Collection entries
####################
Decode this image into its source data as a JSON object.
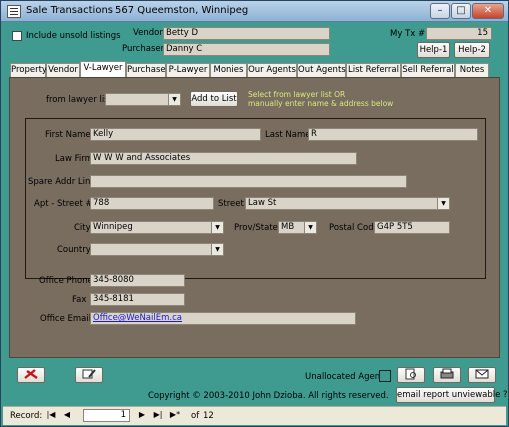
{
  "window": {
    "title": "Sale Transactions",
    "address": "567 Queemston, Winnipeg",
    "controls": {
      "minimize": "–",
      "maximize": "□",
      "close": "✕"
    }
  },
  "header": {
    "include_unsold_label": "Include unsold listings",
    "vendor_label": "Vendor",
    "vendor_value": "Betty D",
    "purchaser_label": "Purchaser",
    "purchaser_value": "Danny C",
    "mytx_label": "My Tx #",
    "mytx_value": "15",
    "help1": "Help-1",
    "help2": "Help-2"
  },
  "tabs": [
    {
      "label": "Property"
    },
    {
      "label": "Vendor"
    },
    {
      "label": "V-Lawyer"
    },
    {
      "label": "Purchaser"
    },
    {
      "label": "P-Lawyer"
    },
    {
      "label": "Monies"
    },
    {
      "label": "Our Agents"
    },
    {
      "label": "Out Agents"
    },
    {
      "label": "List Referral"
    },
    {
      "label": "Sell Referral"
    },
    {
      "label": "Notes"
    }
  ],
  "active_tab": "V-Lawyer",
  "lawyer": {
    "from_list_label": "from lawyer list",
    "from_list_value": "",
    "add_to_list": "Add to List",
    "hint_line1": "Select from lawyer list      OR",
    "hint_line2": "manually enter name & address below",
    "first_names_label": "First Names",
    "first_names_value": "Kelly",
    "last_name_label": "Last Name",
    "last_name_value": "R",
    "law_firm_label": "Law Firm",
    "law_firm_value": "W W W and Associates",
    "spare_addr_label": "Spare Addr Line",
    "spare_addr_value": "",
    "apt_label": "Apt - Street #",
    "apt_value": "788",
    "street_label": "Street",
    "street_value": "Law St",
    "city_label": "City",
    "city_value": "Winnipeg",
    "prov_label": "Prov/State",
    "prov_value": "MB",
    "postal_label": "Postal Code",
    "postal_value": "G4P 5T5",
    "country_label": "Country",
    "country_value": "",
    "office_phone_label": "Office Phone",
    "office_phone_value": "345-8080",
    "fax_label": "Fax",
    "fax_value": "345-8181",
    "office_email_label": "Office Email",
    "office_email_value": "Office@WeNailEm.ca"
  },
  "footer": {
    "unallocated_label": "Unallocated Agents",
    "copyright": "Copyright © 2003-2010 John Dzioba.  All rights reserved.",
    "email_report": "email report unviewable ?"
  },
  "record_nav": {
    "label": "Record:",
    "current": "1",
    "of_label": "of",
    "total": "12"
  },
  "colors": {
    "form_bg": "#3f9b8f",
    "panel_bg": "#796d5f",
    "hint_text": "#d9e87e",
    "field_bg": "#d9d3c8",
    "email_link": "#1a1ad8"
  }
}
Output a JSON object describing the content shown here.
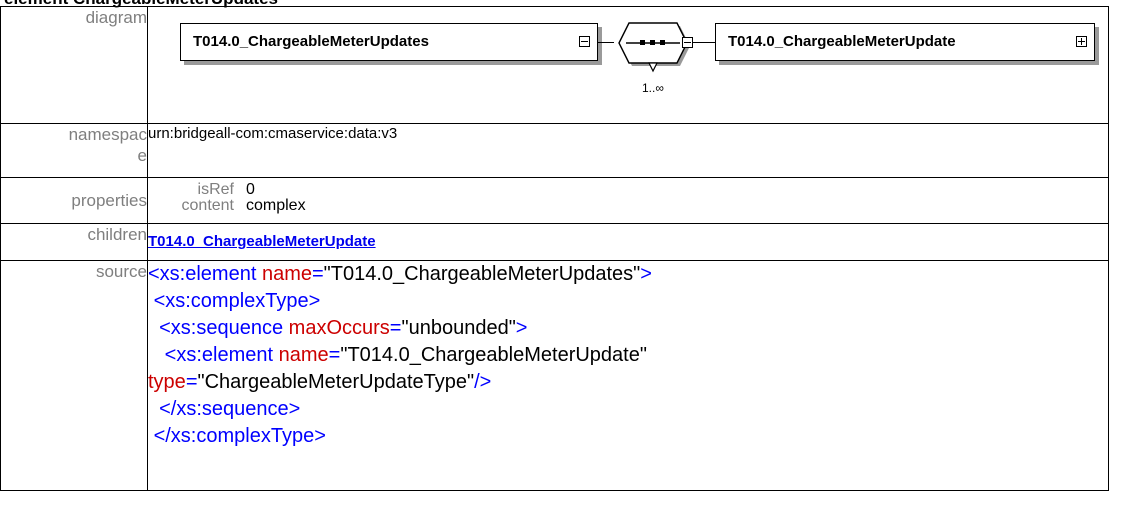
####################
-- EXERCISE REQUIREMENTS --
Copy all lines from the data that hold the word "Winnipeg".

-- FINISHED TASK --
    "address": "567 Queemston, Winnipeg",
    "city_value": "Winnipeg",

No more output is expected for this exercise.